> [Written problem]
Read the records below. Copy each line where the string "icon" occurs.

> [Records for the task]
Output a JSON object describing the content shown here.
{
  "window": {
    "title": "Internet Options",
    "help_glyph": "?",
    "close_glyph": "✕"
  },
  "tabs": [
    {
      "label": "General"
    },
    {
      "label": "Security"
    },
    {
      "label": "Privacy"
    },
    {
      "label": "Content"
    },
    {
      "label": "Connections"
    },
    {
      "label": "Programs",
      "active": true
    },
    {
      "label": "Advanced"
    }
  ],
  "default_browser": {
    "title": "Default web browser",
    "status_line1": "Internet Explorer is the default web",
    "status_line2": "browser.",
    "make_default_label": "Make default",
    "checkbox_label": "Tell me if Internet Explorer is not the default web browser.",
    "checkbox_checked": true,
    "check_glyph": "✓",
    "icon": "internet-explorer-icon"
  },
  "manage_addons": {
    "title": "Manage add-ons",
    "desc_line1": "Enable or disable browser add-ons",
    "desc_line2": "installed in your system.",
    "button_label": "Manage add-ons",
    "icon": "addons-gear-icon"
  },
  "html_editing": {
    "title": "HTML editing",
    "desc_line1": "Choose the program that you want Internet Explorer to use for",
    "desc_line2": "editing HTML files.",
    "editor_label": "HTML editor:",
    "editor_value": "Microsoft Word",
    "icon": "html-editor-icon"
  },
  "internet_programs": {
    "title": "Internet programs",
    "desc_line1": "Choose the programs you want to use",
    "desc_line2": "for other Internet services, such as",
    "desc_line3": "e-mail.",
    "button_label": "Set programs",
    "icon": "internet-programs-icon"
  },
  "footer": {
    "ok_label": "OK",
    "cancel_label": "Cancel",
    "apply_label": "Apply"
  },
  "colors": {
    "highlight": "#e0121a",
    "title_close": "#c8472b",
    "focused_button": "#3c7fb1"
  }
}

> [Response]
    "icon": "internet-explorer-icon"
    "icon": "addons-gear-icon"
    "icon": "html-editor-icon"
    "icon": "internet-programs-icon"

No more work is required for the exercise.